A run of records:

* Begin *

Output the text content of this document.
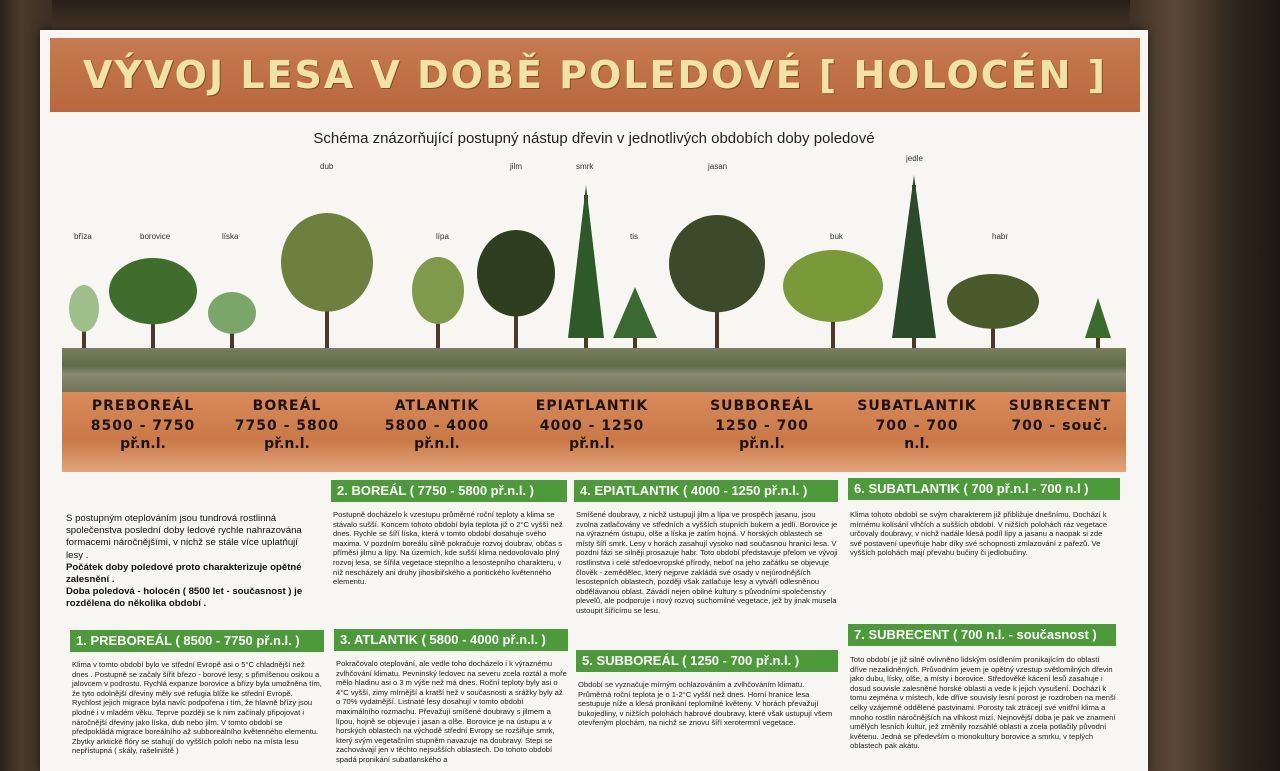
VÝVOJ LESA V DOBĚ POLEDOVÉ [ HOLOCÉN ]
Schéma znázorňující postupný nástup dřevin v jednotlivých obdobích doby poledové
bříza	borovice	líska
dub
lípa
jilm	smrk
tis
jasan
buk
jedle
habr
PREBOREÁL
8500 - 7750
př.n.l.
BOREÁL
7750 - 5800
př.n.l.
ATLANTIK
5800 - 4000
př.n.l.
EPIATLANTIK
4000 - 1250
př.n.l.
SUBBOREÁL
1250 - 700
př.n.l.
SUBATLANTIK
700 - 700
n.l.
SUBRECENT
700 - souč.
S postupným oteplováním jsou tundrová rostlinná společenstva poslední doby ledové rychle nahrazována formacemi náročnějšími, v nichž se stále více uplatňují lesy .
Počátek doby poledové proto charakterizuje opětné zalesnění .
Doba poledová - holocén ( 8500 let - současnost ) je rozdělena do několika období .
1. PREBOREÁL ( 8500 - 7750 př.n.l. )
Klima v tomto období bylo ve střední Evropě asi o 5°C chladnější než dnes . Postupně se začaly šířit březo - borové lesy, s přimíšenou osikou a jalovcem v podrostu. Rychlá expanze borovice a břízy byla umožněna tím, že tyto odolnější dřeviny měly své refugia blíže ke střední Evropě. Rychlost jejich migrace byla navíc podpořena i tím, že hlavně břízy jsou plodné i v mladém věku. Teprve později se k nim začínaly připojovat i náročnější dřeviny jako líska, dub nebo jilm. V tomto období se předpokládá migrace boreálního až subboreálního květenného elementu. Zbytky arktické flóry se stahují do vyšších poloh nebo na místa lesu nepřístupná ( skály, rašeliniště )
2. BOREÁL ( 7750 - 5800 př.n.l. )
Postupně docházelo k vzestupu průměrné roční teploty a klima se stávalo sušší. Koncem tohoto období byla teplota již o 2°C vyšší než dnes. Rychle se šíří líska, která v tomto období dosahuje svého maxima. V pozdním boreálu silně pokračuje rozvoj doubrav, občas s příměsí jilmu a lípy. Na územích, kde sušší klima nedovolovalo plný rozvoj lesa, se šířila vegetace stepního a lesostepního charakteru, v níž nescházely ani druhy jihosibiřského a pontického květenného elementu.
3. ATLANTIK ( 5800 - 4000 př.n.l. )
Pokračovalo oteplování, ale vedle toho docházelo i k výraznému zvlhčování klimatu. Pevninský ledovec na severu zcela roztál a moře mělo hladinu asi o 3 m výše než má dnes. Roční teploty byly asi o 4°C vyšší, zimy mírnější a kratší než v současnosti a srážky byly až o 70% vydatnější. Listnaté lesy dosahují v tomto období maximálního rozmachu. Převažují smíšené doubravy s jilmem a lípou, hojně se objevuje i jasan a olše. Borovice je na ústupu a v horských oblastech na východě střední Evropy se rozšiřuje smrk, který svým vegetačním stupněm navazuje na doubravy. Stepi se zachovávají jen v těchto nejsušších oblastech. Do tohoto období spadá pronikání subatlanského a
4. EPIATLANTIK ( 4000 - 1250 př.n.l. )
Smíšené doubravy, z nichž ustupují jilm a lípa ve prospěch jasanu, jsou zvolna zatlačovány ve středních a vyšších stupních bukem a jedlí. Borovice je na výrazném ústupu, olše a líska je zatím hojná. V horských oblastech se místy šíří smrk. Lesy v horách zasahují vysoko nad současnou hranici lesa. V pozdní fázi se silněji prosazuje habr. Toto období představuje přelom ve vývoji rostlinstva i celé středoevropské přírody, neboť na jeho začátku se objevuje člověk - zemědělec, který nejprve zakládá své osady v nejúrodnějších lesostepních oblastech, později však zatlačuje lesy a vytváří odlesněnou obdělávanou oblast. Závádí nejen obilné kultury s původními společenstvy plevelů, ale podporuje i nový rozvoj suchomilné vegetace, jež by jinak musela ustoupit šířícímu se lesu.
5. SUBBOREÁL ( 1250 - 700 př.n.l. )
Období se vyznačuje mírným ochlazováním a zvlhčováním klimatu. Průměrná roční teplota je o 1-2°C vyšší než dnes. Horní hranice lesa sestupuje níže a klesá pronikání teplomilné květeny. V horách převažují bukojedliny, v nižších polohách habrové doubravy, které však ustupují všem otevřeným plochám, na nichž se znovu šíří xerotermní vegetace.
6. SUBATLANTIK ( 700 př.n.l - 700 n.l )
Klima tohoto období se svým charakterem již přibližuje dnešnímu. Dochází k mírnému kolísání vlhčích a sušších období. V nižších polohách ráz vegetace určovaly doubravy, v nichž nadále klesá podíl lípy a jasanu a naopak si zde své postavení upevňuje habr díky své schopnosti zmlazování z pařezů. Ve vyšších polohách mají převahu bučiny či jedlobučiny.
7. SUBRECENT ( 700 n.l. - současnost )
Toto období je již silně ovlivněno lidským osídlením pronikajícím do oblastí dříve nezalidněných. Průvodním jevem je opětný vzestup světlomilných dřevin jako dubu, lísky, olše, a místy i borovice. Středověké kácení lesů zasahuje i dosud souvisle zalesněné horské oblasti a vede k jejich vysušení. Dochází k tomu zejména v místech, kde dříve souvisly lesní porost je rozdroben na menší celky vzájemně oddělené pastvinami. Porosty tak ztrácejí své vnitřní klima a mnoho rostlin náročnějších na vlhkost mizí. Nejnovější doba je pak ve znamení umělých lesních kultur, jež změnily rozsáhlé oblasti a zcela potlačily původní květenu. Jedná se především o monokultury borovice a smrku, v teplých oblastech pak akátu.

* End *

**WRITTEN EXERCISE**
Print all the records again exactly; do not include any picture.

**THE ANSWER**
Output the text content of this document.
VÝVOJ LESA V DOBĚ POLEDOVÉ [ HOLOCÉN ]
Schéma znázorňující postupný nástup dřevin v jednotlivých obdobích doby poledové
bříza	borovice	líska
dub
lípa
jilm	smrk
tis
jasan
buk
jedle
habr
PREBOREÁL
8500 - 7750
př.n.l.
BOREÁL
7750 - 5800
př.n.l.
ATLANTIK
5800 - 4000
př.n.l.
EPIATLANTIK
4000 - 1250
př.n.l.
SUBBOREÁL
1250 - 700
př.n.l.
SUBATLANTIK
700 - 700
n.l.
SUBRECENT
700 - souč.
S postupným oteplováním jsou tundrová rostlinná společenstva poslední doby ledové rychle nahrazována formacemi náročnějšími, v nichž se stále více uplatňují lesy .
Počátek doby poledové proto charakterizuje opětné zalesnění .
Doba poledová - holocén ( 8500 let - současnost ) je rozdělena do několika období .
1. PREBOREÁL ( 8500 - 7750 př.n.l. )
Klima v tomto období bylo ve střední Evropě asi o 5°C chladnější než dnes . Postupně se začaly šířit březo - borové lesy, s přimíšenou osikou a jalovcem v podrostu. Rychlá expanze borovice a břízy byla umožněna tím, že tyto odolnější dřeviny měly své refugia blíže ke střední Evropě. Rychlost jejich migrace byla navíc podpořena i tím, že hlavně břízy jsou plodné i v mladém věku. Teprve později se k nim začínaly připojovat i náročnější dřeviny jako líska, dub nebo jilm. V tomto období se předpokládá migrace boreálního až subboreálního květenného elementu. Zbytky arktické flóry se stahují do vyšších poloh nebo na místa lesu nepřístupná ( skály, rašeliniště )
2. BOREÁL ( 7750 - 5800 př.n.l. )
Postupně docházelo k vzestupu průměrné roční teploty a klima se stávalo sušší. Koncem tohoto období byla teplota již o 2°C vyšší než dnes. Rychle se šíří líska, která v tomto období dosahuje svého maxima. V pozdním boreálu silně pokračuje rozvoj doubrav, občas s příměsí jilmu a lípy. Na územích, kde sušší klima nedovolovalo plný rozvoj lesa, se šířila vegetace stepního a lesostepního charakteru, v níž nescházely ani druhy jihosibiřského a pontického květenného elementu.
3. ATLANTIK ( 5800 - 4000 př.n.l. )
Pokračovalo oteplování, ale vedle toho docházelo i k výraznému zvlhčování klimatu. Pevninský ledovec na severu zcela roztál a moře mělo hladinu asi o 3 m výše než má dnes. Roční teploty byly asi o 4°C vyšší, zimy mírnější a kratší než v současnosti a srážky byly až o 70% vydatnější. Listnaté lesy dosahují v tomto období maximálního rozmachu. Převažují smíšené doubravy s jilmem a lípou, hojně se objevuje i jasan a olše. Borovice je na ústupu a v horských oblastech na východě střední Evropy se rozšiřuje smrk, který svým vegetačním stupněm navazuje na doubravy. Stepi se zachovávají jen v těchto nejsušších oblastech. Do tohoto období spadá pronikání subatlanského a
4. EPIATLANTIK ( 4000 - 1250 př.n.l. )
Smíšené doubravy, z nichž ustupují jilm a lípa ve prospěch jasanu, jsou zvolna zatlačovány ve středních a vyšších stupních bukem a jedlí. Borovice je na výrazném ústupu, olše a líska je zatím hojná. V horských oblastech se místy šíří smrk. Lesy v horách zasahují vysoko nad současnou hranici lesa. V pozdní fázi se silněji prosazuje habr. Toto období představuje přelom ve vývoji rostlinstva i celé středoevropské přírody, neboť na jeho začátku se objevuje člověk - zemědělec, který nejprve zakládá své osady v nejúrodnějších lesostepních oblastech, později však zatlačuje lesy a vytváří odlesněnou obdělávanou oblast. Závádí nejen obilné kultury s původními společenstvy plevelů, ale podporuje i nový rozvoj suchomilné vegetace, jež by jinak musela ustoupit šířícímu se lesu.
5. SUBBOREÁL ( 1250 - 700 př.n.l. )
Období se vyznačuje mírným ochlazováním a zvlhčováním klimatu. Průměrná roční teplota je o 1-2°C vyšší než dnes. Horní hranice lesa sestupuje níže a klesá pronikání teplomilné květeny. V horách převažují bukojedliny, v nižších polohách habrové doubravy, které však ustupují všem otevřeným plochám, na nichž se znovu šíří xerotermní vegetace.
6. SUBATLANTIK ( 700 př.n.l - 700 n.l )
Klima tohoto období se svým charakterem již přibližuje dnešnímu. Dochází k mírnému kolísání vlhčích a sušších období. V nižších polohách ráz vegetace určovaly doubravy, v nichž nadále klesá podíl lípy a jasanu a naopak si zde své postavení upevňuje habr díky své schopnosti zmlazování z pařezů. Ve vyšších polohách mají převahu bučiny či jedlobučiny.
7. SUBRECENT ( 700 n.l. - současnost )
Toto období je již silně ovlivněno lidským osídlením pronikajícím do oblastí dříve nezalidněných. Průvodním jevem je opětný vzestup světlomilných dřevin jako dubu, lísky, olše, a místy i borovice. Středověké kácení lesů zasahuje i dosud souvisle zalesněné horské oblasti a vede k jejich vysušení. Dochází k tomu zejména v místech, kde dříve souvisly lesní porost je rozdroben na menší celky vzájemně oddělené pastvinami. Porosty tak ztrácejí své vnitřní klima a mnoho rostlin náročnějších na vlhkost mizí. Nejnovější doba je pak ve znamení umělých lesních kultur, jež změnily rozsáhlé oblasti a zcela potlačily původní květenu. Jedná se především o monokultury borovice a smrku, v teplých oblastech pak akátu.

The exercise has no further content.